## 文書抜粋
§ §
包丁ケースは「tent-Mark DESIGNS」の「包丁一本」。普段使いの包丁をアウトドアに安全に持ち運ぶというコンセプトと機能性がお気に入りだとか

狩野
テーブルウェアか。あんまりこだわりないかもしれない。

野中
たしかに難しいですね。古い「キャプテンスタッグ」のステンレストレーはよく使います。お洒落でもなんでもないんですが、なにせ壊れないんで買い替えるタイミングもない。

狩野
いま見ると格好いいけどね。もともとアウトドアギアってミリタリー派生のものも多かったんで、昔はこういう無骨なのが多かったね。

野中
同じ素材のマグカップなんかもあって、それをガシャガシャっと持っていく感じです。

狩野
素材だと、ホーローが好きかな。特にホーローのマグカップ。ショップオリジナルとかでロゴがプリントされているやつとか見ると、ついつい買っちゃう。あとはテーブルウェアかどうかは微妙だけど「ミロ」の「パーコレーター」。

野中
これまた使い込んでますねえ。

狩野
最近だったら、ウッドのテーブルウェアとかカッティングボードにこだわったりしてる人も多いけど、いままで使っていたものが問題なく現役で使えるからね。なかなかテーブルウェアは増えていかないな。

野中
ある意味、ちゃんとしたものを選んでるから、使い続けられてるってことなんでしょうね。

狩野
こうやって見てみると、2人ともシンプルなギアが多い感じだね。

野中
というか、オールドスクールですね(笑)

スタイルが見える嗜好品ギア

SFM
愛用ギアの最後として、その他、というこれまたバックリとしたジャンルが残ってます(笑)。
§ §
## 取り組む課題
A. アウトドアギアをめぐる対談の中で、狩野が好きな素材として挙げているものは何ですか。
B. アウトドアギアをめぐる対談の続きを、最後の発言の後から書き進めてください。

## データ行
§ §
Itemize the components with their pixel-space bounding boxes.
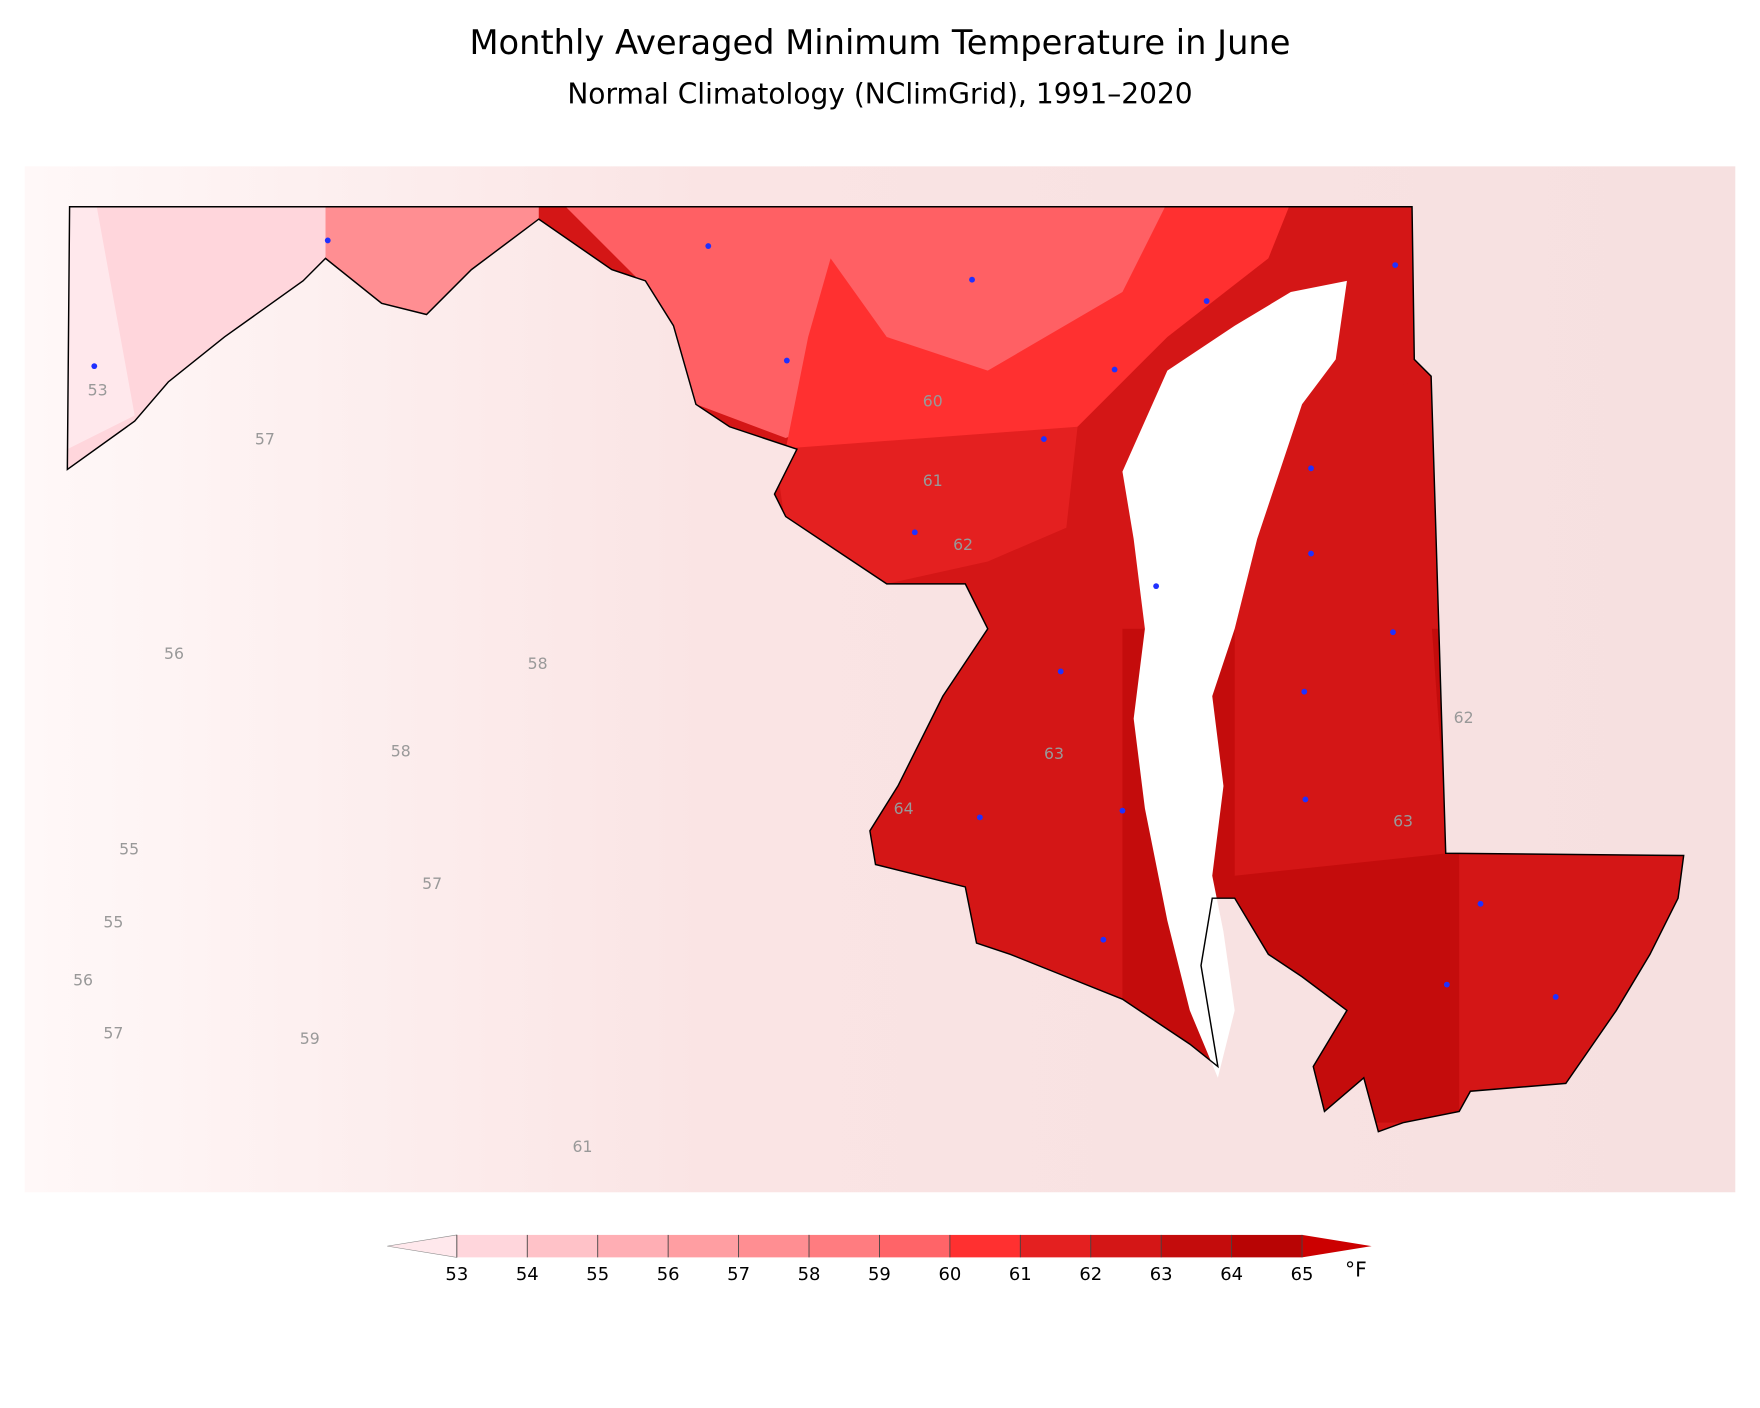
§ §
## 課題への回答
A. ホーローです。

B.
野中
僕の場合はクルマもひとつのキャンプツールと捉えているところはあります。ルーフキャリアを付けて、そこに荷物を積むことが多くなってきているんですが、結講車高が高いので、足場がないと載せられないんです。いま使っているのは「長谷川工業」の「DRXB-1098a」ですね。

狩野
こんなブラックレーベルなんてあるんだ。格好いいじゃない。

野中
足場としての使い方だけじゃなく、上に木の天板を付けて、そのままキッチン台として使ったりしてます。

狩野
ハシゴの途中に天板を差せば2段使いとかもできるし、いいアイデアだね、これ。俺はこれとかかなあ。

野中
ん? なんですか、これ? 焙煎器?

狩野
ポップコーン作れるやつ。タネをいれて焚き火でガシガシやってるとポンポン跳ねてきて楽しい。

野中
これ、めちゃくちゃ良いですね。

狩野
子供と行くことが多いからこういうアトラクション的な要素がないと飽きちゃうんだよ。

野中
これはどこのなんですか?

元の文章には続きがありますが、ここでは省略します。